## [YOUR TASK]
Repeat the records in full and exactly, omitting pictures.

begin

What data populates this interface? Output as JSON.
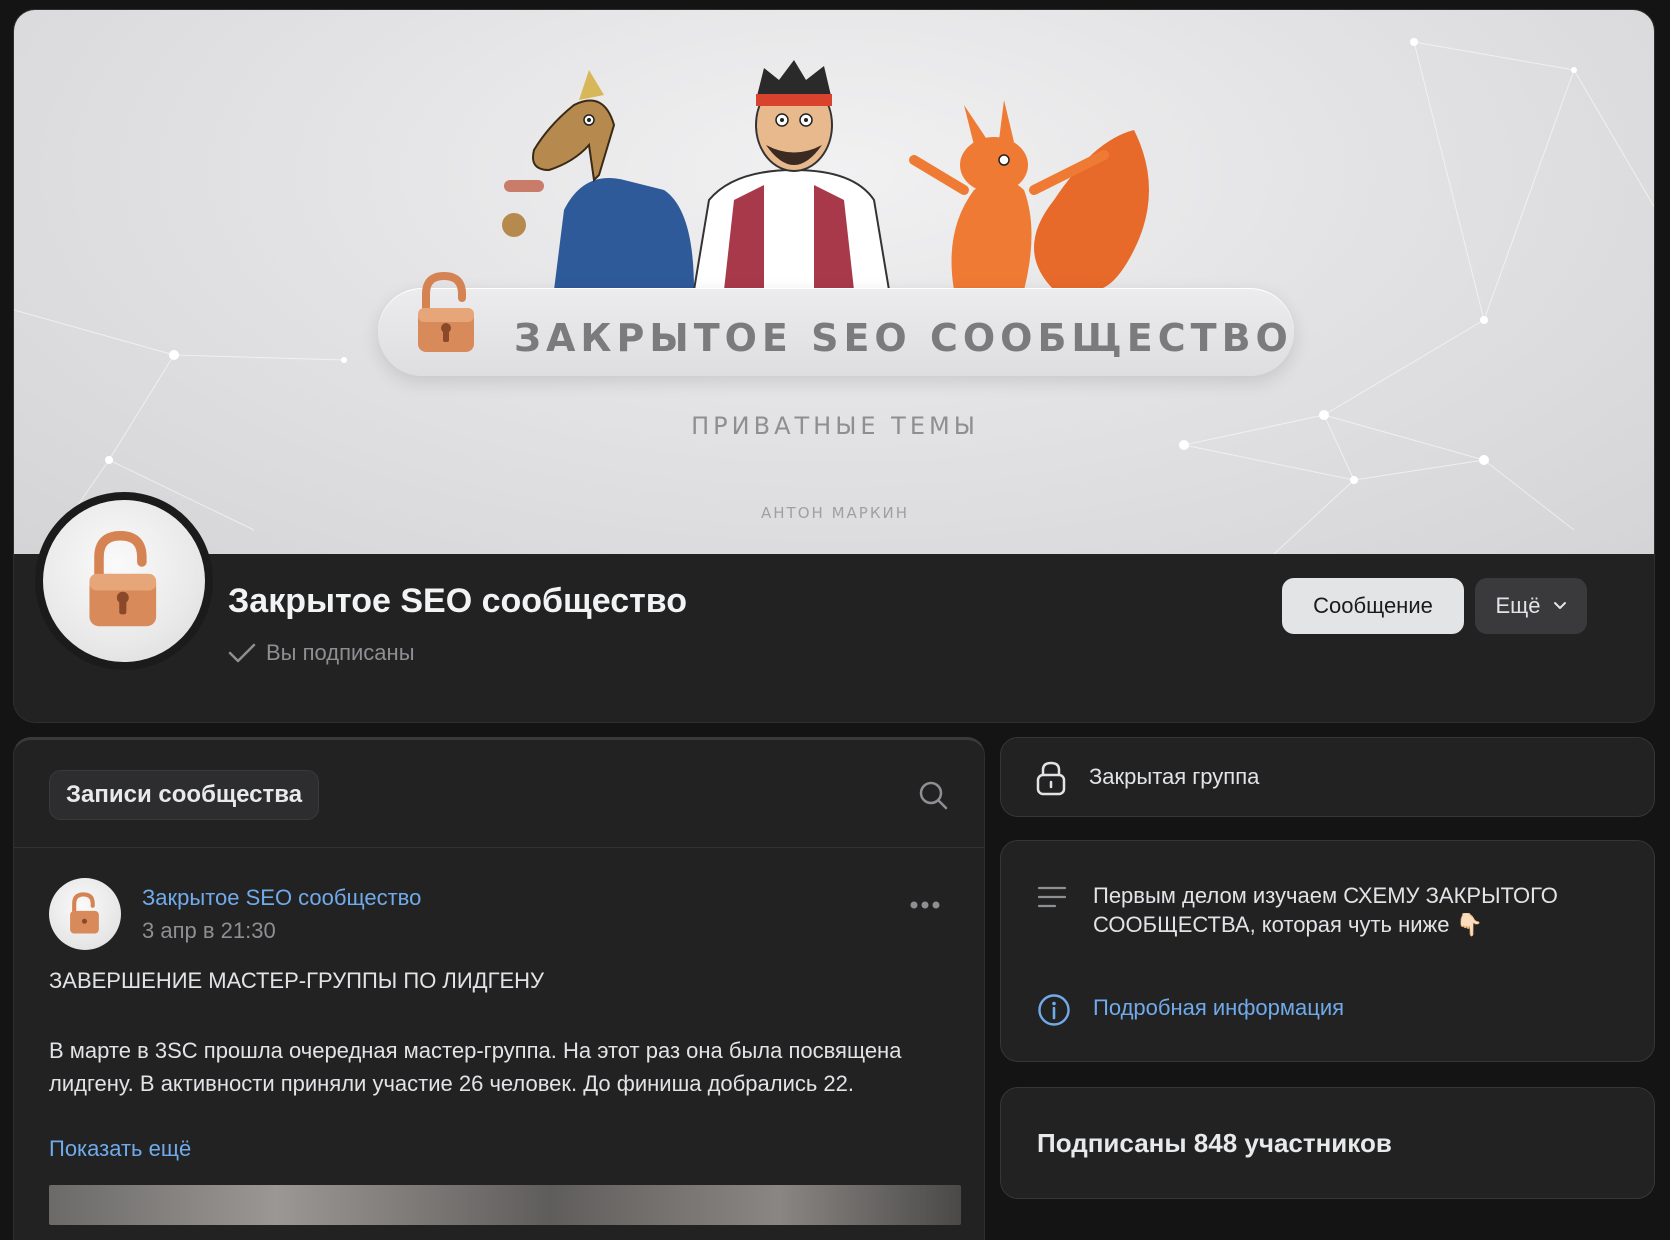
{
  "cover": {
    "title": "ЗАКРЫТОЕ SEO СООБЩЕСТВО",
    "subtitle": "ПРИВАТНЫЕ ТЕМЫ",
    "author": "АНТОН МАРКИН"
  },
  "header": {
    "group_name": "Закрытое SEO сообщество",
    "subscribed_label": "Вы подписаны",
    "message_button": "Сообщение",
    "more_button": "Ещё"
  },
  "feed": {
    "tab_label": "Записи сообщества",
    "post": {
      "author": "Закрытое SEO сообщество",
      "date": "3 апр в 21:30",
      "heading": "ЗАВЕРШЕНИЕ МАСТЕР-ГРУППЫ ПО ЛИДГЕНУ",
      "body": "В марте в 3SC прошла очередная мастер-группа. На этот раз она была посвящена лидгену. В активности приняли участие 26 человек. До финиша добрались 22.",
      "show_more": "Показать ещё"
    }
  },
  "sidebar": {
    "group_type": "Закрытая группа",
    "description": "Первым делом изучаем СХЕМУ ЗАКРЫТОГО СООБЩЕСТВА, которая чуть ниже 👇🏻",
    "info_link": "Подробная информация",
    "members": "Подписаны 848 участников"
  },
  "colors": {
    "background": "#141414",
    "card": "#222222",
    "link": "#71aaeb",
    "secondary_text": "#8d8f93",
    "lock_orange": "#d98a5a"
  },
  "icons": [
    "lock-icon",
    "check-icon",
    "chevron-down-icon",
    "search-icon",
    "more-dots-icon",
    "text-lines-icon",
    "info-icon"
  ]
}
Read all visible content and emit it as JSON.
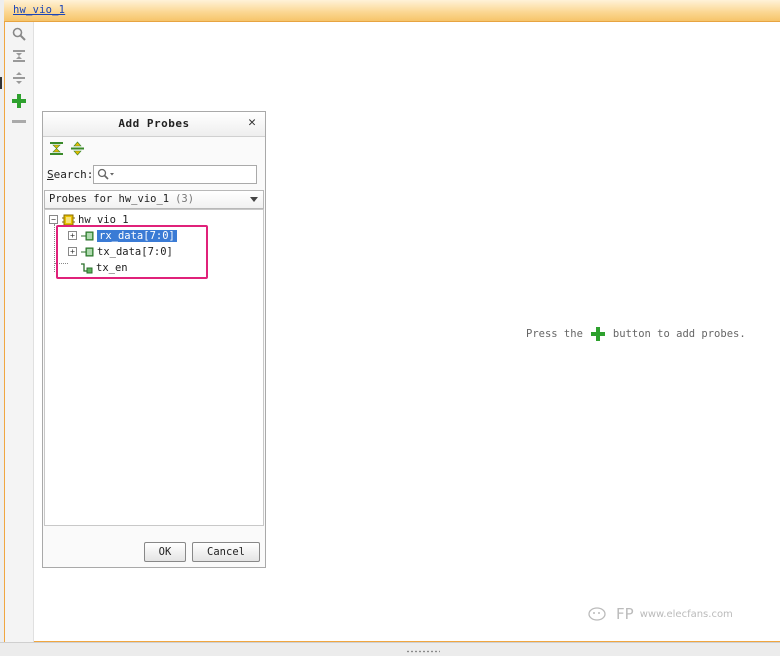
{
  "window": {
    "tab_title": "hw_vio_1"
  },
  "toolbar": {
    "items": [
      {
        "icon": "search-icon"
      },
      {
        "icon": "collapse-all-icon"
      },
      {
        "icon": "expand-all-icon"
      },
      {
        "icon": "add-icon"
      },
      {
        "icon": "remove-icon"
      }
    ]
  },
  "main": {
    "msg_before": "Press the",
    "msg_after": "button to add probes."
  },
  "dialog": {
    "title": "Add Probes",
    "search_label_underlined": "S",
    "search_label_rest": "earch:",
    "search_placeholder": "",
    "filter": {
      "label": "Probes for hw_vio_1",
      "count": "(3)"
    },
    "tree": {
      "root": "hw_vio_1",
      "children": [
        {
          "label": "rx_data[7:0]",
          "selected": true,
          "expandable": true
        },
        {
          "label": "tx_data[7:0]",
          "selected": false,
          "expandable": true
        },
        {
          "label": "tx_en",
          "selected": false,
          "expandable": false
        }
      ]
    },
    "ok_label": "OK",
    "cancel_label": "Cancel"
  },
  "watermark": {
    "text": "FP",
    "sub": "www.elecfans.com"
  },
  "colors": {
    "accent_orange": "#f0a640",
    "highlight_pink": "#e0217a",
    "selection_blue": "#3a7bd5",
    "plus_green": "#2ea12e"
  }
}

end

## [EXERCISE ANSWER]
What data populates this interface? Output as JSON.
{
  "cover": {
    "title": "ЗАКРЫТОЕ SEO СООБЩЕСТВО",
    "subtitle": "ПРИВАТНЫЕ ТЕМЫ",
    "author": "АНТОН МАРКИН"
  },
  "header": {
    "group_name": "Закрытое SEO сообщество",
    "subscribed_label": "Вы подписаны",
    "message_button": "Сообщение",
    "more_button": "Ещё"
  },
  "feed": {
    "tab_label": "Записи сообщества",
    "post": {
      "author": "Закрытое SEO сообщество",
      "date": "3 апр в 21:30",
      "heading": "ЗАВЕРШЕНИЕ МАСТЕР-ГРУППЫ ПО ЛИДГЕНУ",
      "body": "В марте в 3SC прошла очередная мастер-группа. На этот раз она была посвящена лидгену. В активности приняли участие 26 человек. До финиша добрались 22.",
      "show_more": "Показать ещё"
    }
  },
  "sidebar": {
    "group_type": "Закрытая группа",
    "description": "Первым делом изучаем СХЕМУ ЗАКРЫТОГО СООБЩЕСТВА, которая чуть ниже 👇🏻",
    "info_link": "Подробная информация",
    "members": "Подписаны 848 участников"
  },
  "colors": {
    "background": "#141414",
    "card": "#222222",
    "link": "#71aaeb",
    "secondary_text": "#8d8f93",
    "lock_orange": "#d98a5a"
  },
  "icons": [
    "lock-icon",
    "check-icon",
    "chevron-down-icon",
    "search-icon",
    "more-dots-icon",
    "text-lines-icon",
    "info-icon"
  ]
}
Read all visible content and emit it as JSON.
{
  "window": {
    "tab_title": "hw_vio_1"
  },
  "toolbar": {
    "items": [
      {
        "icon": "search-icon"
      },
      {
        "icon": "collapse-all-icon"
      },
      {
        "icon": "expand-all-icon"
      },
      {
        "icon": "add-icon"
      },
      {
        "icon": "remove-icon"
      }
    ]
  },
  "main": {
    "msg_before": "Press the",
    "msg_after": "button to add probes."
  },
  "dialog": {
    "title": "Add Probes",
    "search_label_underlined": "S",
    "search_label_rest": "earch:",
    "search_placeholder": "",
    "filter": {
      "label": "Probes for hw_vio_1",
      "count": "(3)"
    },
    "tree": {
      "root": "hw_vio_1",
      "children": [
        {
          "label": "rx_data[7:0]",
          "selected": true,
          "expandable": true
        },
        {
          "label": "tx_data[7:0]",
          "selected": false,
          "expandable": true
        },
        {
          "label": "tx_en",
          "selected": false,
          "expandable": false
        }
      ]
    },
    "ok_label": "OK",
    "cancel_label": "Cancel"
  },
  "watermark": {
    "text": "FP",
    "sub": "www.elecfans.com"
  },
  "colors": {
    "accent_orange": "#f0a640",
    "highlight_pink": "#e0217a",
    "selection_blue": "#3a7bd5",
    "plus_green": "#2ea12e"
  }
}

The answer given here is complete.